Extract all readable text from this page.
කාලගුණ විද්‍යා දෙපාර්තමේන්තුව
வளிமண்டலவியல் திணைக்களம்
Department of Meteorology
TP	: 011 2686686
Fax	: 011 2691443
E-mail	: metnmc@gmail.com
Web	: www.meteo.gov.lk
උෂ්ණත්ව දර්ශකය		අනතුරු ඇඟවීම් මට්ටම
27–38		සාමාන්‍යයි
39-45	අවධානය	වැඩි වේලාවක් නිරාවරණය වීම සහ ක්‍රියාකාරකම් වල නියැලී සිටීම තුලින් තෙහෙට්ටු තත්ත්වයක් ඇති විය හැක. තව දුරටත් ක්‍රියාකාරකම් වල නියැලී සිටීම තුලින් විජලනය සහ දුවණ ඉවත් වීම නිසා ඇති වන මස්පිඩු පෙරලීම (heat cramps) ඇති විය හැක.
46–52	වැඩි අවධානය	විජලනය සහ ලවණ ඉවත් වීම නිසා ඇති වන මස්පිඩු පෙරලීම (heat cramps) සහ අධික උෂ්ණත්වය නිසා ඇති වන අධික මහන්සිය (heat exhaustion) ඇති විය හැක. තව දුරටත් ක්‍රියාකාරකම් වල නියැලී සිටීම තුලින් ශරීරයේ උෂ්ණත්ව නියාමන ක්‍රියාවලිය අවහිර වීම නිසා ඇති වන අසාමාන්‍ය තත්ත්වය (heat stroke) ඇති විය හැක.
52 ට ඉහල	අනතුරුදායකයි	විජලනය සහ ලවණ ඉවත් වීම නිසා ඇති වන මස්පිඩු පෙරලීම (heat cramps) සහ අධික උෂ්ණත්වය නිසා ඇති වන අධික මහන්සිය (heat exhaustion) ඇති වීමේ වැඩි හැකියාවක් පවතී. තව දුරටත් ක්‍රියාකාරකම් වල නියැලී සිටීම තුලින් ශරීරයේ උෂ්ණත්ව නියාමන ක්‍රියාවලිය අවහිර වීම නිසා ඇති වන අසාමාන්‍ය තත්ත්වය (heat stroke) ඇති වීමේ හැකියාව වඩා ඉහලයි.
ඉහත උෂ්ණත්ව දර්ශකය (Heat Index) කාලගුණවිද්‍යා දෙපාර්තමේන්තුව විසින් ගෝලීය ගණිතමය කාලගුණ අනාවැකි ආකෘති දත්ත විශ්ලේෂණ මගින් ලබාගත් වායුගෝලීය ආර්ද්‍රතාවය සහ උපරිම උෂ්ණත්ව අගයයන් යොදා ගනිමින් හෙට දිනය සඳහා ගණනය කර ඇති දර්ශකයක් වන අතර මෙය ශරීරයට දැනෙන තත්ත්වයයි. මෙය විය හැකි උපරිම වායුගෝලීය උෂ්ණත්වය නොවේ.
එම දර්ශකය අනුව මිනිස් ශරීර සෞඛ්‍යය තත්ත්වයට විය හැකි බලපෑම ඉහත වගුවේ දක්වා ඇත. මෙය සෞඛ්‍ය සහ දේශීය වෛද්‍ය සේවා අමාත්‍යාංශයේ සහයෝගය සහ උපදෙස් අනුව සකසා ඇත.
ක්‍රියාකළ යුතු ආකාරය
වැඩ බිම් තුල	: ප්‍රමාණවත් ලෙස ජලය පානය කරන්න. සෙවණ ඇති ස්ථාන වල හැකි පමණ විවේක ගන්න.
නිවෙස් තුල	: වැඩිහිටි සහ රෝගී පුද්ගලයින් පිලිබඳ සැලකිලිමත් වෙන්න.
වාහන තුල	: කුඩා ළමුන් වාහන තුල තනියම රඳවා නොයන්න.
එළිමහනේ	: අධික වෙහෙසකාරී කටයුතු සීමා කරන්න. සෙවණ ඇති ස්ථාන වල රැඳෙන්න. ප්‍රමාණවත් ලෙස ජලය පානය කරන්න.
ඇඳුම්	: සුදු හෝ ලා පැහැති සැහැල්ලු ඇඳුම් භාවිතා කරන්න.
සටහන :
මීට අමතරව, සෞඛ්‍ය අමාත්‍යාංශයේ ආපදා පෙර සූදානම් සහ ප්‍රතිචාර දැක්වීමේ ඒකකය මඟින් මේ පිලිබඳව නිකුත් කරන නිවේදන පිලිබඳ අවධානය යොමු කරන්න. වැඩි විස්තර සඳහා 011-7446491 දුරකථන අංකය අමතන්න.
━━━━━━━━
- [EXERCISE PROMPT] Reproduce each record exactly as it appears.

- [WRITTEN SOLUTION]
Extract all readable text from this page.
කාලගුණ විද්‍යා දෙපාර්තමේන්තුව
வளிமண்டலவியல் திணைக்களம்
Department of Meteorology
TP	: 011 2686686
Fax	: 011 2691443
E-mail	: metnmc@gmail.com
Web	: www.meteo.gov.lk
උෂ්ණත්ව දර්ශකය		අනතුරු ඇඟවීම් මට්ටම
27–38		සාමාන්‍යයි
39-45	අවධානය	වැඩි වේලාවක් නිරාවරණය වීම සහ ක්‍රියාකාරකම් වල නියැලී සිටීම තුලින් තෙහෙට්ටු තත්ත්වයක් ඇති විය හැක. තව දුරටත් ක්‍රියාකාරකම් වල නියැලී සිටීම තුලින් විජලනය සහ දුවණ ඉවත් වීම නිසා ඇති වන මස්පිඩු පෙරලීම (heat cramps) ඇති විය හැක.
46–52	වැඩි අවධානය	විජලනය සහ ලවණ ඉවත් වීම නිසා ඇති වන මස්පිඩු පෙරලීම (heat cramps) සහ අධික උෂ්ණත්වය නිසා ඇති වන අධික මහන්සිය (heat exhaustion) ඇති විය හැක. තව දුරටත් ක්‍රියාකාරකම් වල නියැලී සිටීම තුලින් ශරීරයේ උෂ්ණත්ව නියාමන ක්‍රියාවලිය අවහිර වීම නිසා ඇති වන අසාමාන්‍ය තත්ත්වය (heat stroke) ඇති විය හැක.
52 ට ඉහල	අනතුරුදායකයි	විජලනය සහ ලවණ ඉවත් වීම නිසා ඇති වන මස්පිඩු පෙරලීම (heat cramps) සහ අධික උෂ්ණත්වය නිසා ඇති වන අධික මහන්සිය (heat exhaustion) ඇති වීමේ වැඩි හැකියාවක් පවතී. තව දුරටත් ක්‍රියාකාරකම් වල නියැලී සිටීම තුලින් ශරීරයේ උෂ්ණත්ව නියාමන ක්‍රියාවලිය අවහිර වීම නිසා ඇති වන අසාමාන්‍ය තත්ත්වය (heat stroke) ඇති වීමේ හැකියාව වඩා ඉහලයි.
ඉහත උෂ්ණත්ව දර්ශකය (Heat Index) කාලගුණවිද්‍යා දෙපාර්තමේන්තුව විසින් ගෝලීය ගණිතමය කාලගුණ අනාවැකි ආකෘති දත්ත විශ්ලේෂණ මගින් ලබාගත් වායුගෝලීය ආර්ද්‍රතාවය සහ උපරිම උෂ්ණත්ව අගයයන් යොදා ගනිමින් හෙට දිනය සඳහා ගණනය කර ඇති දර්ශකයක් වන අතර මෙය ශරීරයට දැනෙන තත්ත්වයයි. මෙය විය හැකි උපරිම වායුගෝලීය උෂ්ණත්වය නොවේ.
එම දර්ශකය අනුව මිනිස් ශරීර සෞඛ්‍යය තත්ත්වයට විය හැකි බලපෑම ඉහත වගුවේ දක්වා ඇත. මෙය සෞඛ්‍ය සහ දේශීය වෛද්‍ය සේවා අමාත්‍යාංශයේ සහයෝගය සහ උපදෙස් අනුව සකසා ඇත.
ක්‍රියාකළ යුතු ආකාරය
වැඩ බිම් තුල	: ප්‍රමාණවත් ලෙස ජලය පානය කරන්න. සෙවණ ඇති ස්ථාන වල හැකි පමණ විවේක ගන්න.
නිවෙස් තුල	: වැඩිහිටි සහ රෝගී පුද්ගලයින් පිලිබඳ සැලකිලිමත් වෙන්න.
වාහන තුල	: කුඩා ළමුන් වාහන තුල තනියම රඳවා නොයන්න.
එළිමහනේ	: අධික වෙහෙසකාරී කටයුතු සීමා කරන්න. සෙවණ ඇති ස්ථාන වල රැඳෙන්න. ප්‍රමාණවත් ලෙස ජලය පානය කරන්න.
ඇඳුම්	: සුදු හෝ ලා පැහැති සැහැල්ලු ඇඳුම් භාවිතා කරන්න.
සටහන :
මීට අමතරව, සෞඛ්‍ය අමාත්‍යාංශයේ ආපදා පෙර සූදානම් සහ ප්‍රතිචාර දැක්වීමේ ඒකකය මඟින් මේ පිලිබඳව නිකුත් කරන නිවේදන පිලිබඳ අවධානය යොමු කරන්න. වැඩි විස්තර සඳහා 011-7446491 දුරකථන අංකය අමතන්න.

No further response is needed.